**Task to carry out**.
Reproduce the following data line for line without any changes, leaving out the pictures.

**Material to process**.
○ ○ ○ ○ ○

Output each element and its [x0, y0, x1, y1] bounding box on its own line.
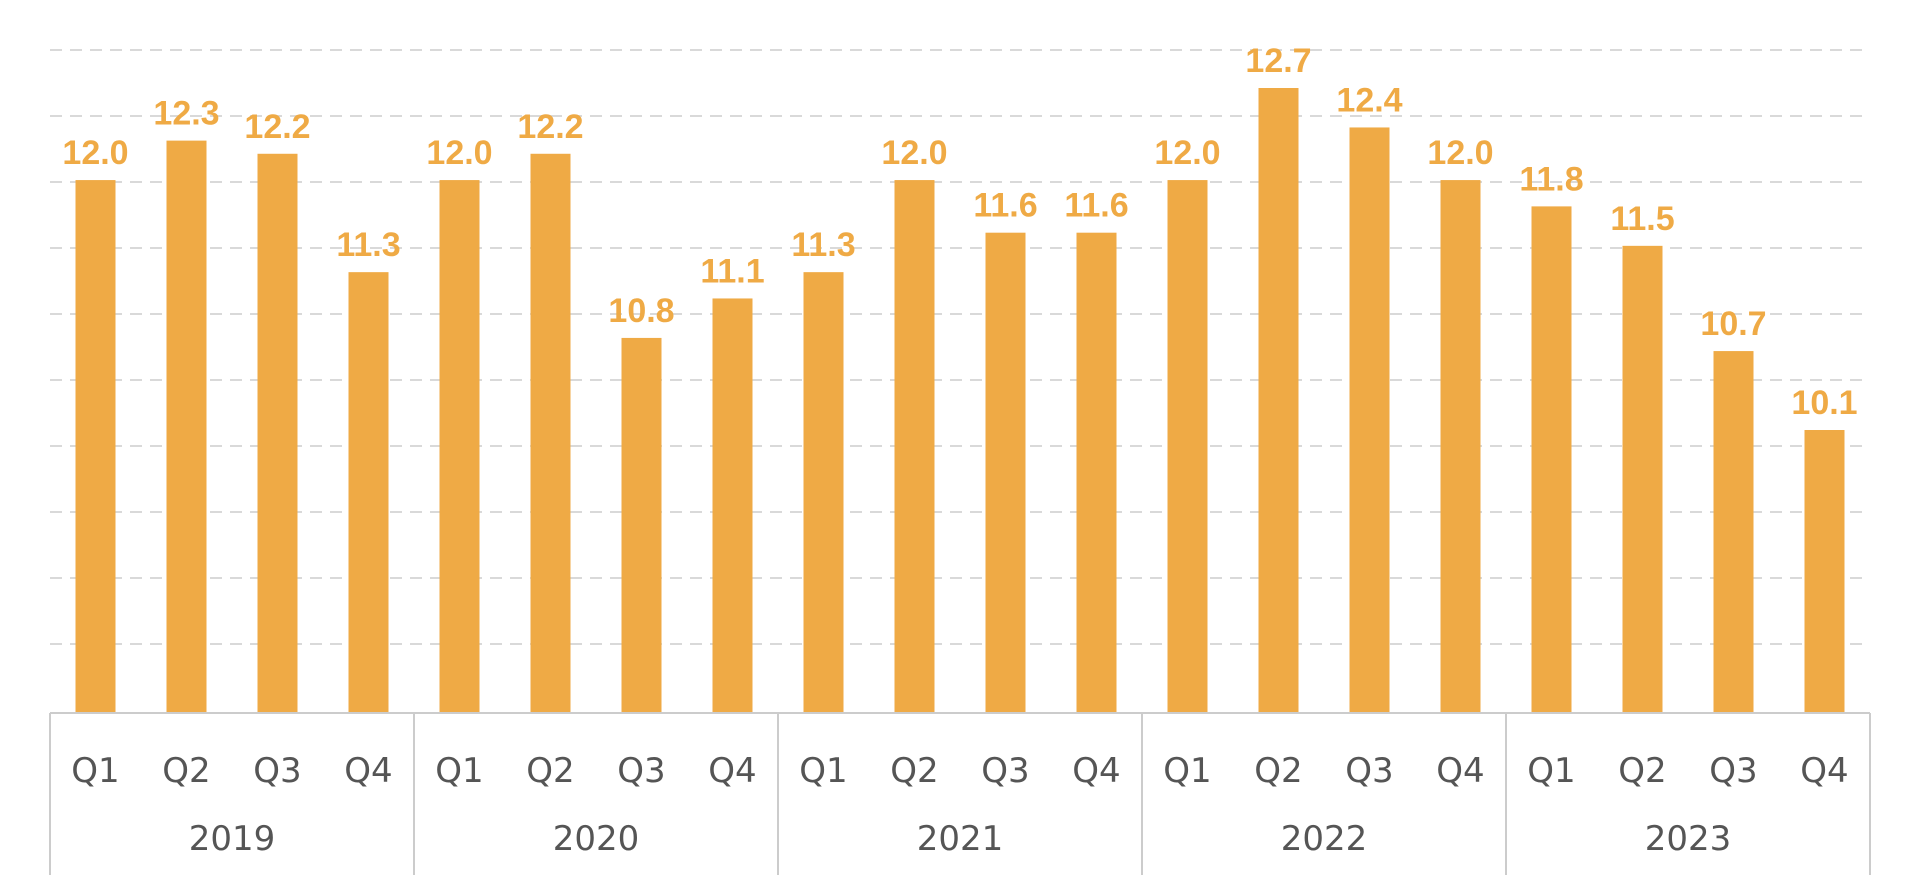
value-label: 12.0: [881, 134, 947, 172]
category-tick-label: Q2: [1618, 751, 1666, 791]
value-label: 11.3: [336, 226, 400, 264]
value-label: 11.6: [973, 187, 1037, 225]
bar: [1076, 232, 1117, 713]
bar: [712, 298, 753, 713]
category-tick-label: Q1: [799, 751, 847, 791]
value-label: 12.4: [1336, 81, 1402, 119]
bar: [1622, 245, 1663, 713]
bar: [1531, 206, 1572, 713]
bars: [75, 88, 1845, 714]
group-label: 2019: [189, 819, 276, 859]
bar: [1167, 180, 1208, 714]
category-tick-label: Q1: [435, 751, 483, 791]
value-label: 12.3: [153, 95, 219, 133]
value-label: 11.5: [1610, 200, 1674, 238]
category-tick-label: Q4: [708, 751, 756, 791]
value-label: 10.7: [1700, 305, 1766, 343]
bar: [985, 232, 1026, 713]
category-tick-label: Q4: [1436, 751, 1484, 791]
bar: [348, 272, 389, 713]
category-tick-label: Q2: [162, 751, 210, 791]
category-axis: Q1 Q2 Q3 Q4 2019 Q1 Q2 Q3 Q4 2020 Q1 Q2 Q3 Q4 2021 Q1 Q2…: [49, 712, 1871, 875]
category-tick-label: Q4: [1072, 751, 1120, 791]
value-label: 11.8: [1519, 160, 1583, 198]
category-tick-label: Q4: [1800, 751, 1848, 791]
category-tick-label: Q2: [526, 751, 574, 791]
gridlines: [50, 49, 1870, 645]
value-label: 10.8: [608, 292, 674, 330]
category-tick-label: Q3: [1709, 751, 1757, 791]
bar: [75, 180, 116, 714]
bar: [257, 153, 298, 713]
value-label: 12.7: [1245, 42, 1311, 80]
value-label: 10.1: [1791, 384, 1857, 422]
value-label: 11.3: [791, 226, 855, 264]
bar: [1440, 180, 1481, 714]
bar: [1713, 351, 1754, 713]
category-tick-label: Q1: [71, 751, 119, 791]
bar: [803, 272, 844, 713]
value-label: 12.0: [1154, 134, 1220, 172]
value-label: 12.0: [1427, 134, 1493, 172]
bar: [621, 337, 662, 713]
value-label: 12.0: [62, 134, 128, 172]
group-label: 2021: [917, 819, 1004, 859]
value-label: 12.2: [517, 108, 583, 146]
category-tick-label: Q2: [1254, 751, 1302, 791]
category-tick-label: Q3: [253, 751, 301, 791]
category-tick-label: Q3: [981, 751, 1029, 791]
group-label: 2023: [1645, 819, 1732, 859]
bar: [439, 180, 480, 714]
category-tick-label: Q1: [1527, 751, 1575, 791]
bar: [1258, 88, 1299, 713]
category-tick-label: Q3: [1345, 751, 1393, 791]
value-label: 12.2: [244, 108, 310, 146]
bar: [894, 180, 935, 714]
group-label: 2022: [1281, 819, 1368, 859]
group-label: 2020: [553, 819, 640, 859]
bar: [1349, 127, 1390, 713]
category-tick-label: Q4: [344, 751, 392, 791]
category-tick-label: Q2: [890, 751, 938, 791]
value-label: 11.1: [700, 252, 764, 290]
value-labels: 12.0 12.3 12.2 11.3 12.0 12.2 10.8 11.1 11.3 12.0…: [62, 42, 1857, 422]
value-label: 12.0: [426, 134, 492, 172]
category-tick-label: Q1: [1163, 751, 1211, 791]
value-label: 11.6: [1064, 187, 1128, 225]
bar: [1804, 430, 1845, 713]
category-tick-label: Q3: [617, 751, 665, 791]
bar: [166, 140, 207, 714]
bar: [530, 153, 571, 713]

○ ○ ○ ○ ○

**Response**.
Output each element and its [x0, y0, x1, y1] bounding box on its own line.
value-label: 12.0: [881, 134, 947, 172]
category-tick-label: Q2: [1618, 751, 1666, 791]
value-label: 11.3: [336, 226, 400, 264]
value-label: 11.6: [973, 187, 1037, 225]
bar: [1076, 232, 1117, 713]
bar: [712, 298, 753, 713]
category-tick-label: Q1: [799, 751, 847, 791]
value-label: 12.4: [1336, 81, 1402, 119]
bar: [1622, 245, 1663, 713]
bar: [1531, 206, 1572, 713]
bars: [75, 88, 1845, 714]
group-label: 2019: [189, 819, 276, 859]
bar: [1167, 180, 1208, 714]
category-tick-label: Q1: [435, 751, 483, 791]
value-label: 12.3: [153, 95, 219, 133]
value-label: 11.5: [1610, 200, 1674, 238]
category-tick-label: Q4: [708, 751, 756, 791]
value-label: 10.7: [1700, 305, 1766, 343]
bar: [985, 232, 1026, 713]
category-tick-label: Q4: [1436, 751, 1484, 791]
bar: [348, 272, 389, 713]
category-tick-label: Q2: [162, 751, 210, 791]
category-axis: Q1 Q2 Q3 Q4 2019 Q1 Q2 Q3 Q4 2020 Q1 Q2 Q3 Q4 2021 Q1 Q2…: [49, 712, 1871, 875]
category-tick-label: Q4: [1072, 751, 1120, 791]
value-label: 11.8: [1519, 160, 1583, 198]
category-tick-label: Q4: [1800, 751, 1848, 791]
category-tick-label: Q2: [526, 751, 574, 791]
gridlines: [50, 49, 1870, 645]
value-label: 10.8: [608, 292, 674, 330]
category-tick-label: Q3: [1709, 751, 1757, 791]
bar: [75, 180, 116, 714]
bar: [257, 153, 298, 713]
value-label: 12.7: [1245, 42, 1311, 80]
value-label: 10.1: [1791, 384, 1857, 422]
value-label: 11.3: [791, 226, 855, 264]
bar: [1440, 180, 1481, 714]
bar: [1713, 351, 1754, 713]
category-tick-label: Q1: [71, 751, 119, 791]
bar: [803, 272, 844, 713]
value-label: 12.0: [1154, 134, 1220, 172]
value-label: 12.0: [1427, 134, 1493, 172]
bar: [621, 337, 662, 713]
value-label: 12.0: [62, 134, 128, 172]
group-label: 2021: [917, 819, 1004, 859]
value-label: 12.2: [517, 108, 583, 146]
category-tick-label: Q2: [1254, 751, 1302, 791]
category-tick-label: Q3: [253, 751, 301, 791]
category-tick-label: Q3: [981, 751, 1029, 791]
group-label: 2023: [1645, 819, 1732, 859]
bar: [439, 180, 480, 714]
category-tick-label: Q1: [1527, 751, 1575, 791]
bar: [1258, 88, 1299, 713]
category-tick-label: Q3: [1345, 751, 1393, 791]
value-label: 12.2: [244, 108, 310, 146]
bar: [894, 180, 935, 714]
group-label: 2022: [1281, 819, 1368, 859]
group-label: 2020: [553, 819, 640, 859]
bar: [1349, 127, 1390, 713]
category-tick-label: Q4: [344, 751, 392, 791]
category-tick-label: Q2: [890, 751, 938, 791]
value-label: 11.1: [700, 252, 764, 290]
value-labels: 12.0 12.3 12.2 11.3 12.0 12.2 10.8 11.1 11.3 12.0…: [62, 42, 1857, 422]
value-label: 12.0: [426, 134, 492, 172]
category-tick-label: Q1: [1163, 751, 1211, 791]
value-label: 11.6: [1064, 187, 1128, 225]
bar: [1804, 430, 1845, 713]
category-tick-label: Q3: [617, 751, 665, 791]
bar: [166, 140, 207, 714]
bar: [530, 153, 571, 713]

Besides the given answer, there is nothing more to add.